(Chart and figure data)
-------
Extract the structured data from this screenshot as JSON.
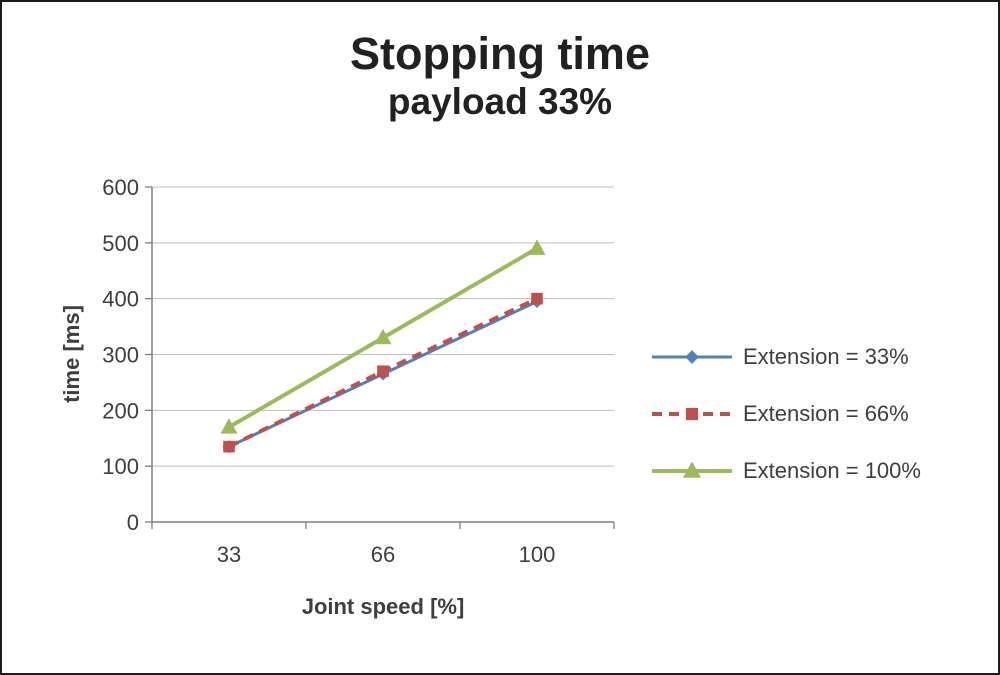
{
  "chart_data": {
    "type": "line",
    "title": "Stopping time",
    "subtitle": "payload 33%",
    "xlabel": "Joint speed [%]",
    "ylabel": "time [ms]",
    "categories": [
      "33",
      "66",
      "100"
    ],
    "series": [
      {
        "name": "Extension = 33%",
        "values": [
          135,
          265,
          395
        ],
        "color": "#4F81BD",
        "marker": "diamond",
        "dash": false,
        "width": 3
      },
      {
        "name": "Extension = 66%",
        "values": [
          135,
          270,
          400
        ],
        "color": "#C0504D",
        "marker": "square",
        "dash": true,
        "width": 4
      },
      {
        "name": "Extension = 100%",
        "values": [
          170,
          330,
          490
        ],
        "color": "#9BBB59",
        "marker": "triangle",
        "dash": false,
        "width": 4
      }
    ],
    "ylim": [
      0,
      600
    ],
    "yticks": [
      0,
      100,
      200,
      300,
      400,
      500,
      600
    ],
    "grid": true,
    "legend_position": "right",
    "colors": {
      "grid": "#bfbfbf",
      "axis": "#7f7f7f",
      "text": "#3f3f3f",
      "title": "#212121",
      "background": "#ffffff"
    }
  }
}
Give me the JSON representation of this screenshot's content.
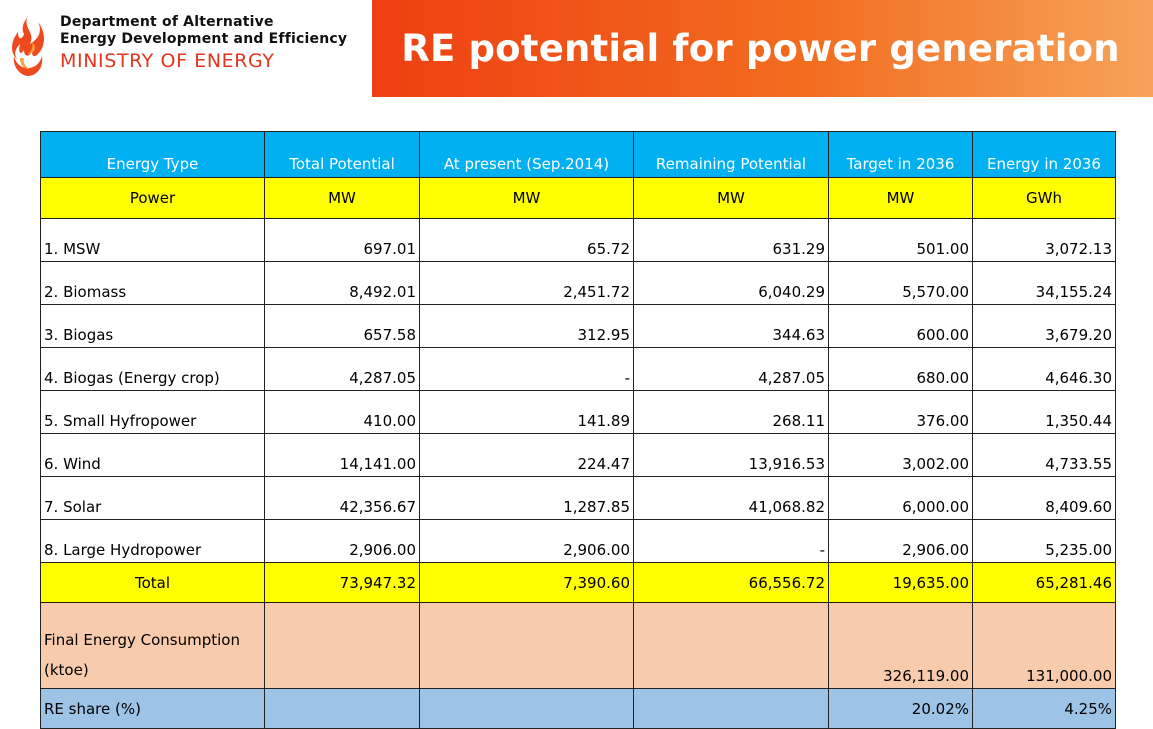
{
  "header": {
    "org_line1": "Department of Alternative",
    "org_line2": "Energy Development and Efficiency",
    "org_line3": "MINISTRY OF ENERGY",
    "title": "RE potential for power generation",
    "logo_icon": "flame-logo-icon",
    "brand_color": "#e2361e",
    "banner_gradient": [
      "#ee3f12",
      "#f26c1f",
      "#f6a35a"
    ]
  },
  "table": {
    "columns": [
      "Energy Type",
      "Total Potential",
      "At present (Sep.2014)",
      "Remaining Potential",
      "Target in 2036",
      "Energy in 2036"
    ],
    "units": [
      "Power",
      "MW",
      "MW",
      "MW",
      "MW",
      "GWh"
    ],
    "rows": [
      {
        "name": "1. MSW",
        "values": [
          "697.01",
          "65.72",
          "631.29",
          "501.00",
          "3,072.13"
        ]
      },
      {
        "name": "2. Biomass",
        "values": [
          "8,492.01",
          "2,451.72",
          "6,040.29",
          "5,570.00",
          "34,155.24"
        ]
      },
      {
        "name": "3. Biogas",
        "values": [
          "657.58",
          "312.95",
          "344.63",
          "600.00",
          "3,679.20"
        ]
      },
      {
        "name": "4. Biogas (Energy crop)",
        "values": [
          "4,287.05",
          "-",
          "4,287.05",
          "680.00",
          "4,646.30"
        ]
      },
      {
        "name": "5. Small Hyfropower",
        "values": [
          "410.00",
          "141.89",
          "268.11",
          "376.00",
          "1,350.44"
        ]
      },
      {
        "name": "6. Wind",
        "values": [
          "14,141.00",
          "224.47",
          "13,916.53",
          "3,002.00",
          "4,733.55"
        ]
      },
      {
        "name": "7. Solar",
        "values": [
          "42,356.67",
          "1,287.85",
          "41,068.82",
          "6,000.00",
          "8,409.60"
        ]
      },
      {
        "name": "8. Large Hydropower",
        "values": [
          "2,906.00",
          "2,906.00",
          "-",
          "2,906.00",
          "5,235.00"
        ]
      }
    ],
    "total": {
      "name": "Total",
      "values": [
        "73,947.32",
        "7,390.60",
        "66,556.72",
        "19,635.00",
        "65,281.46"
      ]
    },
    "final_energy": {
      "name_line1": "Final Energy Consumption",
      "name_line2": "(ktoe)",
      "values": [
        "",
        "",
        "",
        "326,119.00",
        "131,000.00"
      ]
    },
    "re_share": {
      "name": "RE share (%)",
      "values": [
        "",
        "",
        "",
        "20.02%",
        "4.25%"
      ]
    },
    "colors": {
      "header": "#00b0f0",
      "units": "#ffff00",
      "total": "#ffff00",
      "final_energy": "#f8cbad",
      "re_share": "#9dc3e6"
    }
  }
}
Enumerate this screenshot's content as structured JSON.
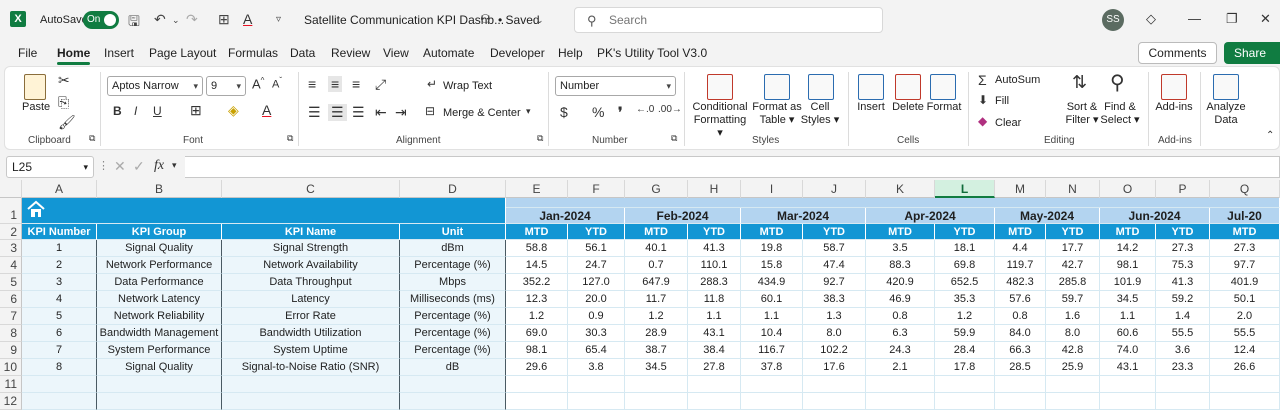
-------
Return the listing above word for word, with the pictures removed.

Extract the structured data from this screenshot as JSON.
{
  "chart_data": {
    "type": "line",
    "title": "Stopping time",
    "subtitle": "payload 33%",
    "xlabel": "Joint speed [%]",
    "ylabel": "time [ms]",
    "categories": [
      "33",
      "66",
      "100"
    ],
    "series": [
      {
        "name": "Extension = 33%",
        "values": [
          135,
          265,
          395
        ],
        "color": "#4F81BD",
        "marker": "diamond",
        "dash": false,
        "width": 3
      },
      {
        "name": "Extension = 66%",
        "values": [
          135,
          270,
          400
        ],
        "color": "#C0504D",
        "marker": "square",
        "dash": true,
        "width": 4
      },
      {
        "name": "Extension = 100%",
        "values": [
          170,
          330,
          490
        ],
        "color": "#9BBB59",
        "marker": "triangle",
        "dash": false,
        "width": 4
      }
    ],
    "ylim": [
      0,
      600
    ],
    "yticks": [
      0,
      100,
      200,
      300,
      400,
      500,
      600
    ],
    "grid": true,
    "legend_position": "right",
    "colors": {
      "grid": "#bfbfbf",
      "axis": "#7f7f7f",
      "text": "#3f3f3f",
      "title": "#212121",
      "background": "#ffffff"
    }
  }
}
Give me the JSON representation of this screenshot's content.
{
  "header": {
    "org_line1": "Department of Alternative",
    "org_line2": "Energy Development and Efficiency",
    "org_line3": "MINISTRY OF ENERGY",
    "title": "RE potential for power generation",
    "logo_icon": "flame-logo-icon",
    "brand_color": "#e2361e",
    "banner_gradient": [
      "#ee3f12",
      "#f26c1f",
      "#f6a35a"
    ]
  },
  "table": {
    "columns": [
      "Energy Type",
      "Total Potential",
      "At present (Sep.2014)",
      "Remaining Potential",
      "Target in 2036",
      "Energy in 2036"
    ],
    "units": [
      "Power",
      "MW",
      "MW",
      "MW",
      "MW",
      "GWh"
    ],
    "rows": [
      {
        "name": "1. MSW",
        "values": [
          "697.01",
          "65.72",
          "631.29",
          "501.00",
          "3,072.13"
        ]
      },
      {
        "name": "2. Biomass",
        "values": [
          "8,492.01",
          "2,451.72",
          "6,040.29",
          "5,570.00",
          "34,155.24"
        ]
      },
      {
        "name": "3. Biogas",
        "values": [
          "657.58",
          "312.95",
          "344.63",
          "600.00",
          "3,679.20"
        ]
      },
      {
        "name": "4. Biogas (Energy crop)",
        "values": [
          "4,287.05",
          "-",
          "4,287.05",
          "680.00",
          "4,646.30"
        ]
      },
      {
        "name": "5. Small Hyfropower",
        "values": [
          "410.00",
          "141.89",
          "268.11",
          "376.00",
          "1,350.44"
        ]
      },
      {
        "name": "6. Wind",
        "values": [
          "14,141.00",
          "224.47",
          "13,916.53",
          "3,002.00",
          "4,733.55"
        ]
      },
      {
        "name": "7. Solar",
        "values": [
          "42,356.67",
          "1,287.85",
          "41,068.82",
          "6,000.00",
          "8,409.60"
        ]
      },
      {
        "name": "8. Large Hydropower",
        "values": [
          "2,906.00",
          "2,906.00",
          "-",
          "2,906.00",
          "5,235.00"
        ]
      }
    ],
    "total": {
      "name": "Total",
      "values": [
        "73,947.32",
        "7,390.60",
        "66,556.72",
        "19,635.00",
        "65,281.46"
      ]
    },
    "final_energy": {
      "name_line1": "Final Energy Consumption",
      "name_line2": "(ktoe)",
      "values": [
        "",
        "",
        "",
        "326,119.00",
        "131,000.00"
      ]
    },
    "re_share": {
      "name": "RE share (%)",
      "values": [
        "",
        "",
        "",
        "20.02%",
        "4.25%"
      ]
    },
    "colors": {
      "header": "#00b0f0",
      "units": "#ffff00",
      "total": "#ffff00",
      "final_energy": "#f8cbad",
      "re_share": "#9dc3e6"
    }
  }
}
Enumerate this screenshot's content as structured JSON.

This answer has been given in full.